> Written exercise
Repeat the entries that follow verbatim, without any of their pictures.

> Entries
☆ ☆ ☆ ☆ ☆ ☆ ☆

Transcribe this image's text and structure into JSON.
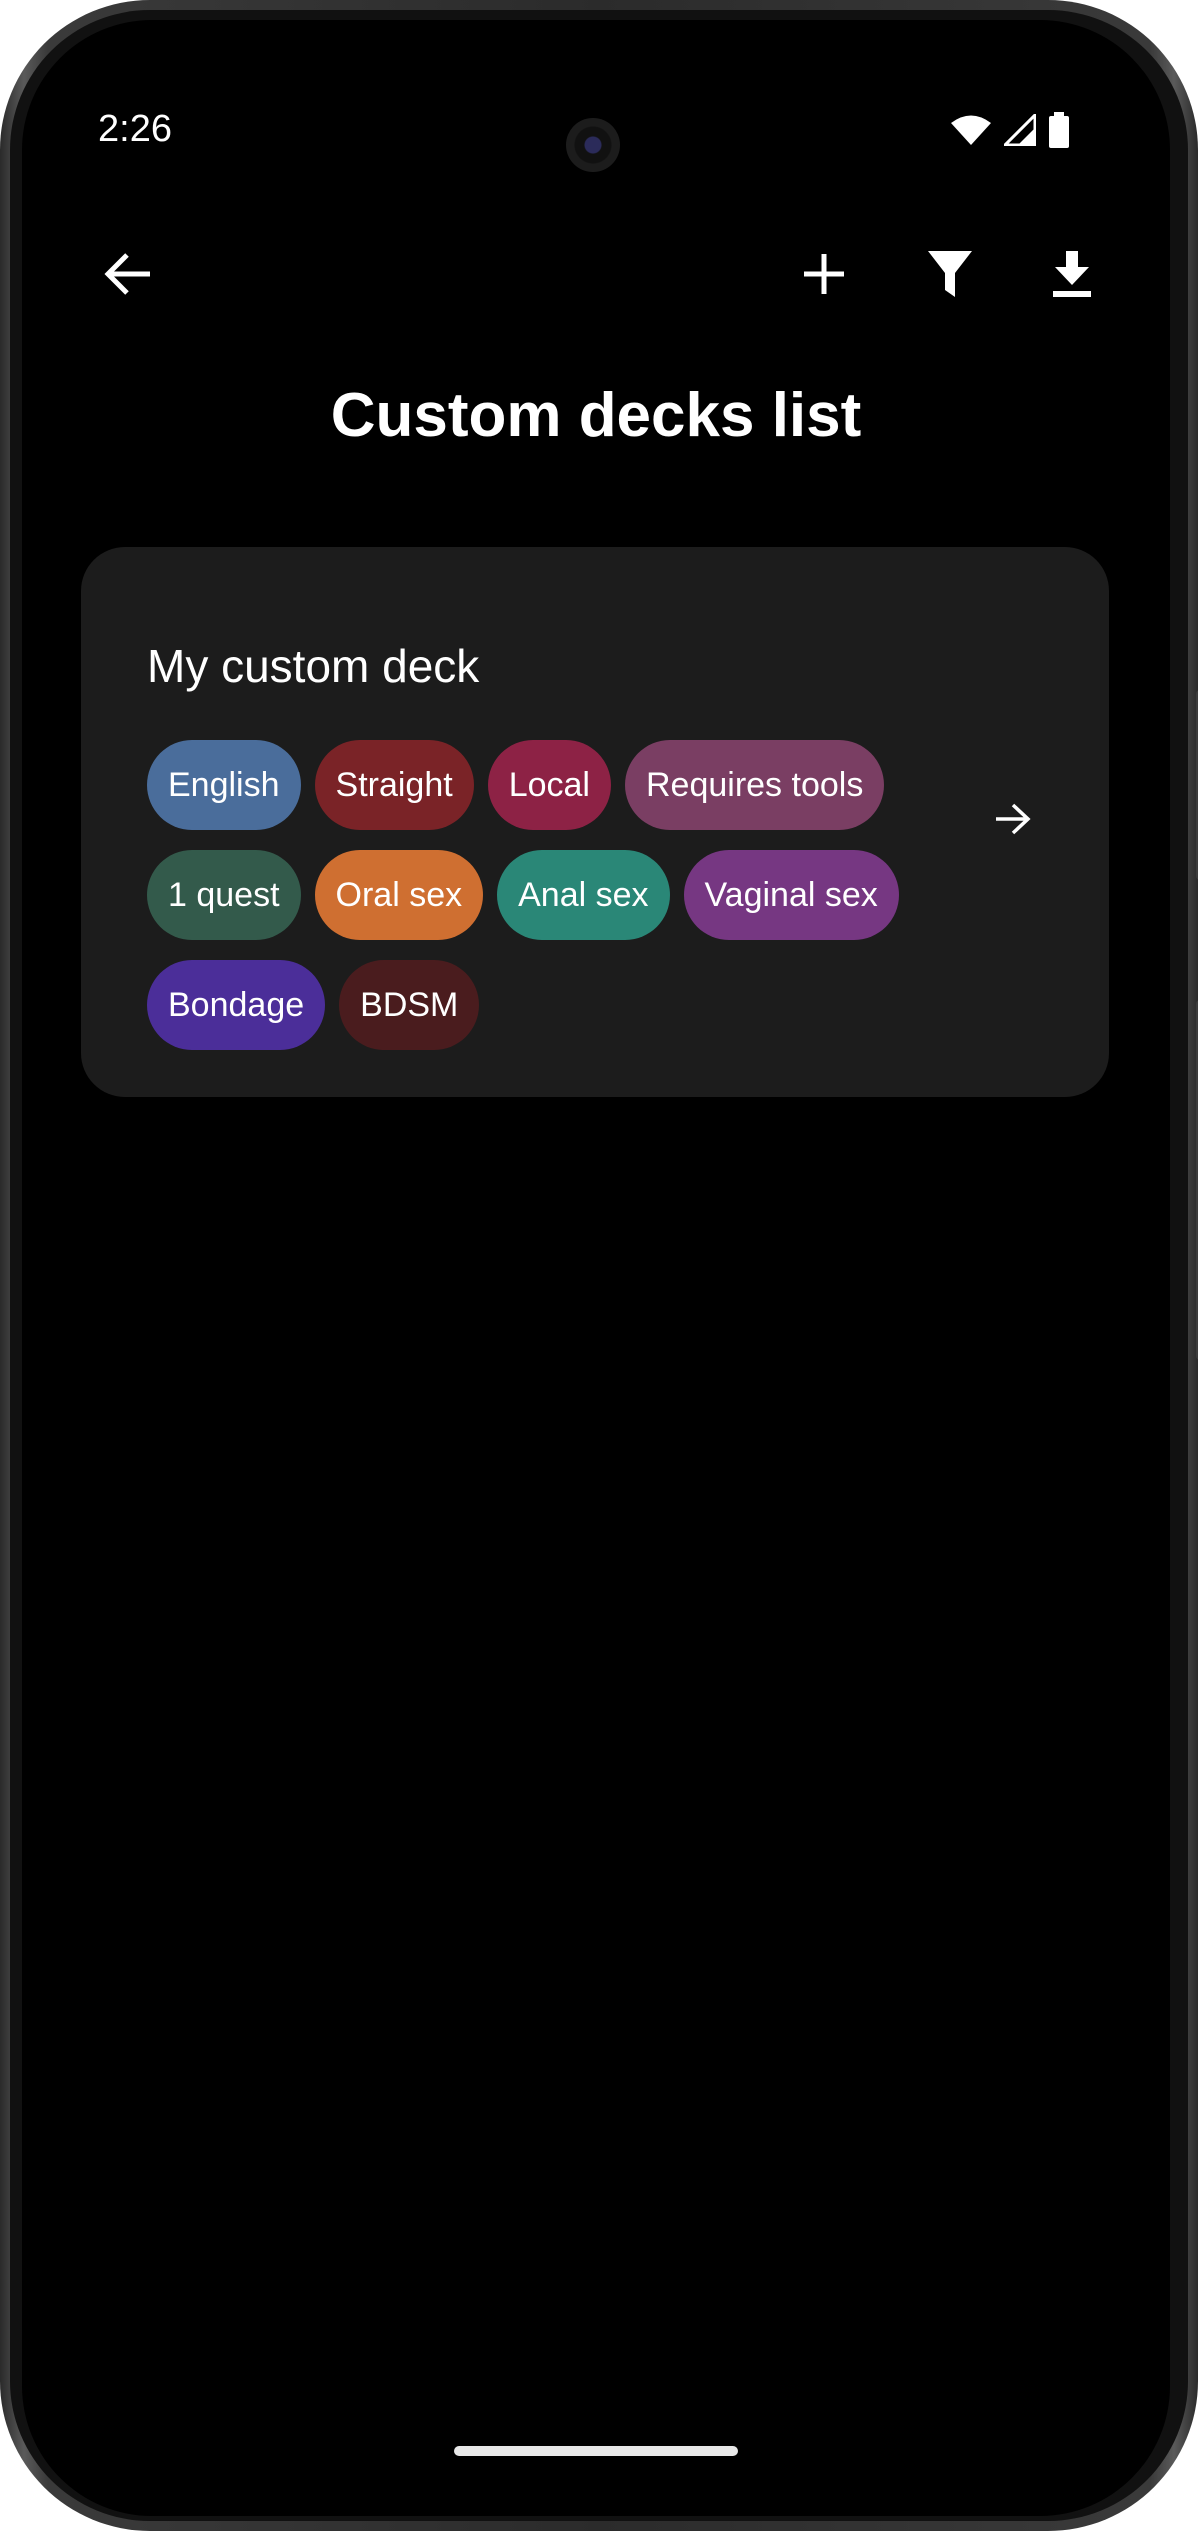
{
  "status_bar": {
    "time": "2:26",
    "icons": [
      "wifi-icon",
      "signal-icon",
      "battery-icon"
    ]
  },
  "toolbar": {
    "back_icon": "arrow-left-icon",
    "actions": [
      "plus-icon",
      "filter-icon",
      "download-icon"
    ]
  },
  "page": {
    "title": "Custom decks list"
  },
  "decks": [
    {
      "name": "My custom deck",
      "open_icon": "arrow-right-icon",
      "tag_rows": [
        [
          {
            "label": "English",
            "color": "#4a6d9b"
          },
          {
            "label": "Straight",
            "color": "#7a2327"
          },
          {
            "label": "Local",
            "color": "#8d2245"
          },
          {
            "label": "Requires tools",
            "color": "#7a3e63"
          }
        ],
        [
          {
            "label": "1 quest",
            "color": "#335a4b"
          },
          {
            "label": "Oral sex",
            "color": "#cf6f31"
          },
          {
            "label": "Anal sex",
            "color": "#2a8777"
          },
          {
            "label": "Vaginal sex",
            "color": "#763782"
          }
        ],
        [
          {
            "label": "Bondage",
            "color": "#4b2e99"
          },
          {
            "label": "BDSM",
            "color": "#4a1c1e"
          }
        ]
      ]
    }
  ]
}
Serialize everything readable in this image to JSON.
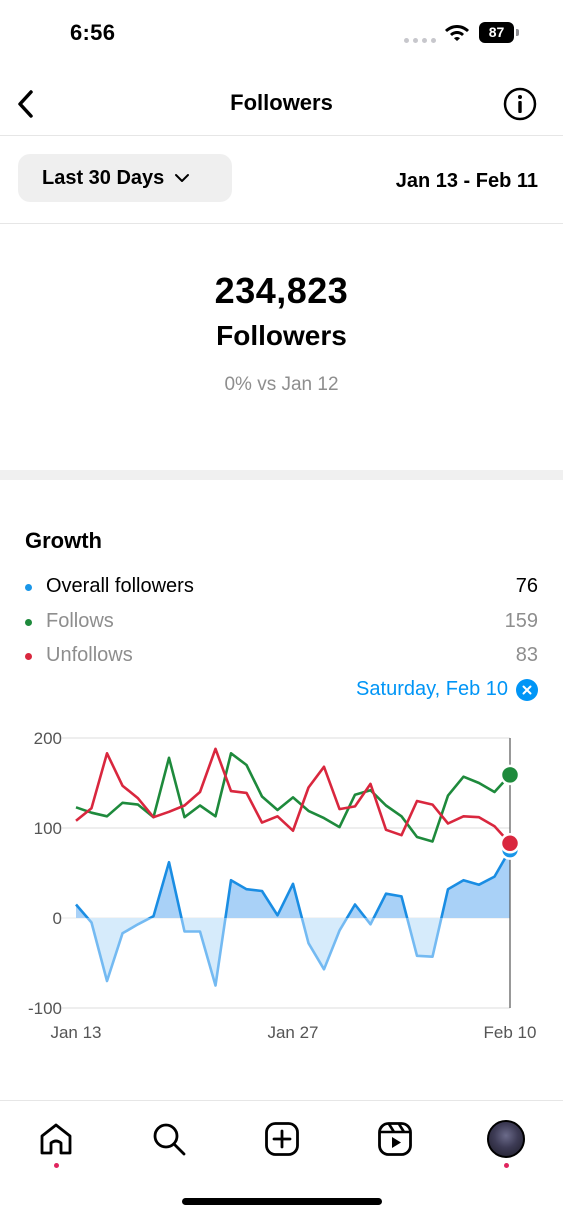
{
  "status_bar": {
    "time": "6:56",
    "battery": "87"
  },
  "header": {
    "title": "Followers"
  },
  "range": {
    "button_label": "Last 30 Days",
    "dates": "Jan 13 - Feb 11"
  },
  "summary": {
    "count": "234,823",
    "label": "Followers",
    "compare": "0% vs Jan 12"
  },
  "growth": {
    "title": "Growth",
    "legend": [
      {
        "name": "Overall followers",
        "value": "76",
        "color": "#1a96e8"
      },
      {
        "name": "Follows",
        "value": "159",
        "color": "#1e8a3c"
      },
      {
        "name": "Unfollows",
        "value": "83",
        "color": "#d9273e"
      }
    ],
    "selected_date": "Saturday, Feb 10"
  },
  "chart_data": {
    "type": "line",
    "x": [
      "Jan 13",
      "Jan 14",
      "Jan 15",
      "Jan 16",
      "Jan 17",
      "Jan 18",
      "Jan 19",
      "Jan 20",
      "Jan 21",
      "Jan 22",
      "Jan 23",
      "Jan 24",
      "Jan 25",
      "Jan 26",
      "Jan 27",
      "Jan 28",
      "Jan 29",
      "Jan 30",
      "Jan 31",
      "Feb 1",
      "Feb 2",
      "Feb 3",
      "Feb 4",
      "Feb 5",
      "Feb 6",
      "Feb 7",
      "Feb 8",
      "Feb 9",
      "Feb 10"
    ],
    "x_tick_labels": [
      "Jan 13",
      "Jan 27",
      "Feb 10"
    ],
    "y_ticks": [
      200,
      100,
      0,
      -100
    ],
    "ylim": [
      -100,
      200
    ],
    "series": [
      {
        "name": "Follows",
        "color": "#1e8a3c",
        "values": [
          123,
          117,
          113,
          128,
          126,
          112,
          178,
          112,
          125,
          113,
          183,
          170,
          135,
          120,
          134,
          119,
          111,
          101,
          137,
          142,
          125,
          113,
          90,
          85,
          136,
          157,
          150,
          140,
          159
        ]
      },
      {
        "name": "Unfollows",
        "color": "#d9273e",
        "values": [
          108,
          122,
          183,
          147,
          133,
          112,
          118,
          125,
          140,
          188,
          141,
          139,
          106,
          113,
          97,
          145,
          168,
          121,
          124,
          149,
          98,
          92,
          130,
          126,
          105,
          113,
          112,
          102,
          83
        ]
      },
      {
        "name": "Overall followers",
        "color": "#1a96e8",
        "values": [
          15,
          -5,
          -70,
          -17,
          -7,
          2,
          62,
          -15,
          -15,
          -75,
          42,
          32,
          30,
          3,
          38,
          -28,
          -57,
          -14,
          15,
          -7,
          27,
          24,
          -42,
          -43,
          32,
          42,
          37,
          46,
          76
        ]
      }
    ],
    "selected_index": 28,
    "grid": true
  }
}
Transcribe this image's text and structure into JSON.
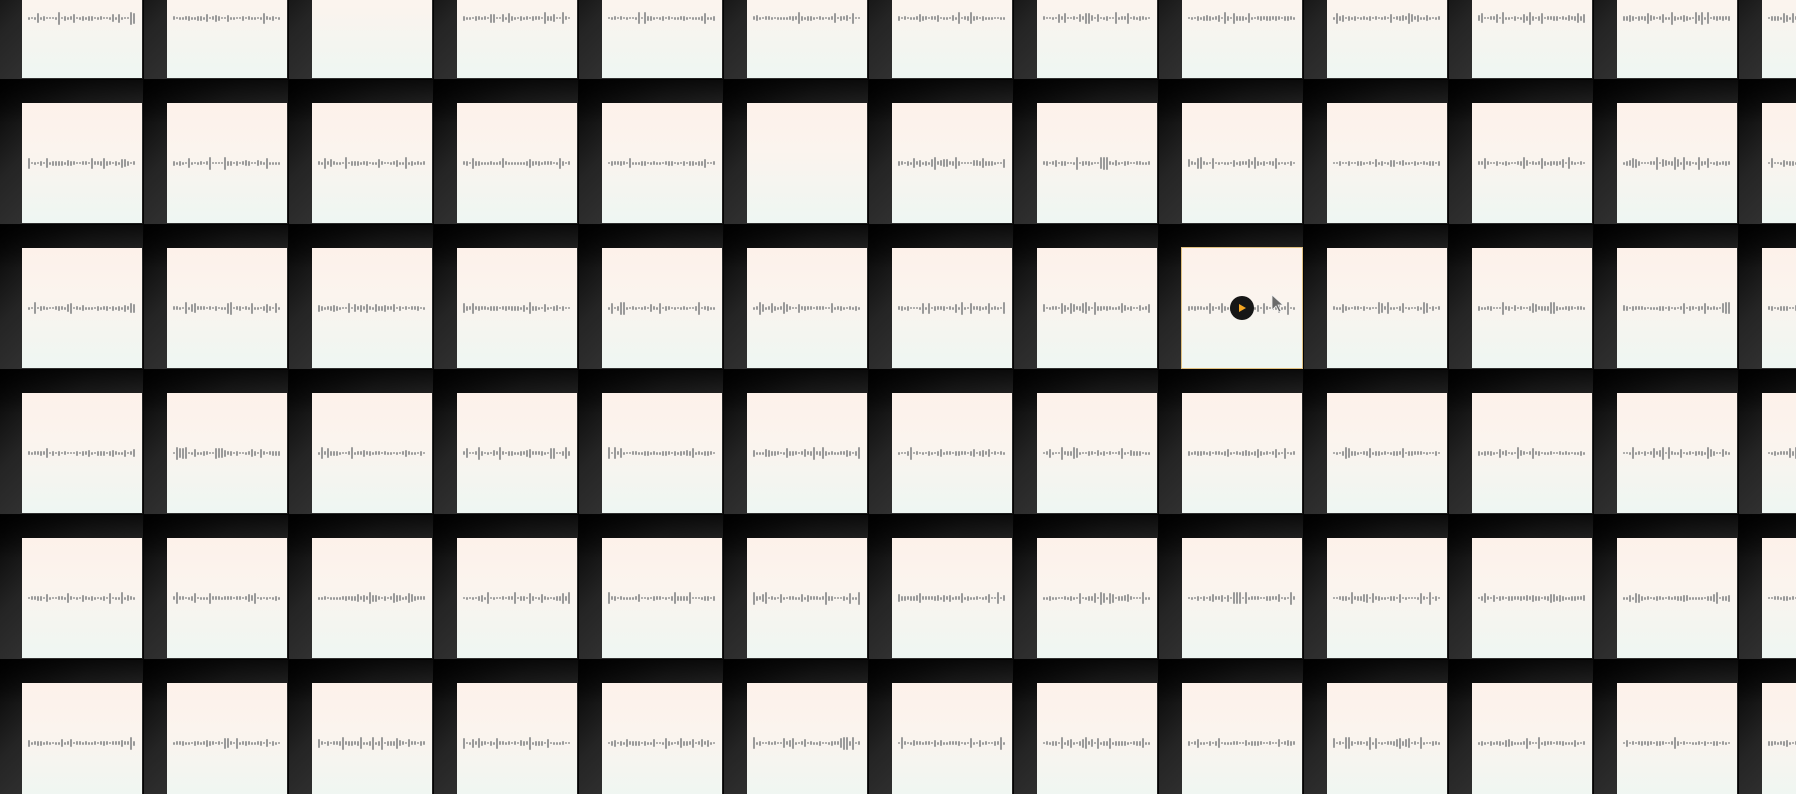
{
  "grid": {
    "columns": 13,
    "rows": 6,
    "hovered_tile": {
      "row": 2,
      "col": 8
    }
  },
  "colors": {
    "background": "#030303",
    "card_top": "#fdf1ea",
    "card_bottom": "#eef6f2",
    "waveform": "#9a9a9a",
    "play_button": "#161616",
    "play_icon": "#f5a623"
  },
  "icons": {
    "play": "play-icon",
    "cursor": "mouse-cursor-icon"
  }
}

☆ ☆ ☆ ☆ ☆ ☆ ☆

> Result below
Transcribe this image's text and structure into JSON.
{
  "status_bar": {
    "time": "2:26",
    "icons": [
      "wifi-icon",
      "signal-icon",
      "battery-icon"
    ]
  },
  "toolbar": {
    "back_icon": "arrow-left-icon",
    "actions": [
      "plus-icon",
      "filter-icon",
      "download-icon"
    ]
  },
  "page": {
    "title": "Custom decks list"
  },
  "decks": [
    {
      "name": "My custom deck",
      "open_icon": "arrow-right-icon",
      "tag_rows": [
        [
          {
            "label": "English",
            "color": "#4a6d9b"
          },
          {
            "label": "Straight",
            "color": "#7a2327"
          },
          {
            "label": "Local",
            "color": "#8d2245"
          },
          {
            "label": "Requires tools",
            "color": "#7a3e63"
          }
        ],
        [
          {
            "label": "1 quest",
            "color": "#335a4b"
          },
          {
            "label": "Oral sex",
            "color": "#cf6f31"
          },
          {
            "label": "Anal sex",
            "color": "#2a8777"
          },
          {
            "label": "Vaginal sex",
            "color": "#763782"
          }
        ],
        [
          {
            "label": "Bondage",
            "color": "#4b2e99"
          },
          {
            "label": "BDSM",
            "color": "#4a1c1e"
          }
        ]
      ]
    }
  ]
}
Serialize everything readable in this image to JSON.
{
  "status_bar": {
    "time": "6:56",
    "battery": "87"
  },
  "header": {
    "title": "Followers"
  },
  "range": {
    "button_label": "Last 30 Days",
    "dates": "Jan 13 - Feb 11"
  },
  "summary": {
    "count": "234,823",
    "label": "Followers",
    "compare": "0% vs Jan 12"
  },
  "growth": {
    "title": "Growth",
    "legend": [
      {
        "name": "Overall followers",
        "value": "76",
        "color": "#1a96e8"
      },
      {
        "name": "Follows",
        "value": "159",
        "color": "#1e8a3c"
      },
      {
        "name": "Unfollows",
        "value": "83",
        "color": "#d9273e"
      }
    ],
    "selected_date": "Saturday, Feb 10"
  },
  "chart_data": {
    "type": "line",
    "x": [
      "Jan 13",
      "Jan 14",
      "Jan 15",
      "Jan 16",
      "Jan 17",
      "Jan 18",
      "Jan 19",
      "Jan 20",
      "Jan 21",
      "Jan 22",
      "Jan 23",
      "Jan 24",
      "Jan 25",
      "Jan 26",
      "Jan 27",
      "Jan 28",
      "Jan 29",
      "Jan 30",
      "Jan 31",
      "Feb 1",
      "Feb 2",
      "Feb 3",
      "Feb 4",
      "Feb 5",
      "Feb 6",
      "Feb 7",
      "Feb 8",
      "Feb 9",
      "Feb 10"
    ],
    "x_tick_labels": [
      "Jan 13",
      "Jan 27",
      "Feb 10"
    ],
    "y_ticks": [
      200,
      100,
      0,
      -100
    ],
    "ylim": [
      -100,
      200
    ],
    "series": [
      {
        "name": "Follows",
        "color": "#1e8a3c",
        "values": [
          123,
          117,
          113,
          128,
          126,
          112,
          178,
          112,
          125,
          113,
          183,
          170,
          135,
          120,
          134,
          119,
          111,
          101,
          137,
          142,
          125,
          113,
          90,
          85,
          136,
          157,
          150,
          140,
          159
        ]
      },
      {
        "name": "Unfollows",
        "color": "#d9273e",
        "values": [
          108,
          122,
          183,
          147,
          133,
          112,
          118,
          125,
          140,
          188,
          141,
          139,
          106,
          113,
          97,
          145,
          168,
          121,
          124,
          149,
          98,
          92,
          130,
          126,
          105,
          113,
          112,
          102,
          83
        ]
      },
      {
        "name": "Overall followers",
        "color": "#1a96e8",
        "values": [
          15,
          -5,
          -70,
          -17,
          -7,
          2,
          62,
          -15,
          -15,
          -75,
          42,
          32,
          30,
          3,
          38,
          -28,
          -57,
          -14,
          15,
          -7,
          27,
          24,
          -42,
          -43,
          32,
          42,
          37,
          46,
          76
        ]
      }
    ],
    "selected_index": 28,
    "grid": true
  }
}
Transcribe this image's text and structure into JSON.
{
  "grid": {
    "columns": 13,
    "rows": 6,
    "hovered_tile": {
      "row": 2,
      "col": 8
    }
  },
  "colors": {
    "background": "#030303",
    "card_top": "#fdf1ea",
    "card_bottom": "#eef6f2",
    "waveform": "#9a9a9a",
    "play_button": "#161616",
    "play_icon": "#f5a623"
  },
  "icons": {
    "play": "play-icon",
    "cursor": "mouse-cursor-icon"
  }
}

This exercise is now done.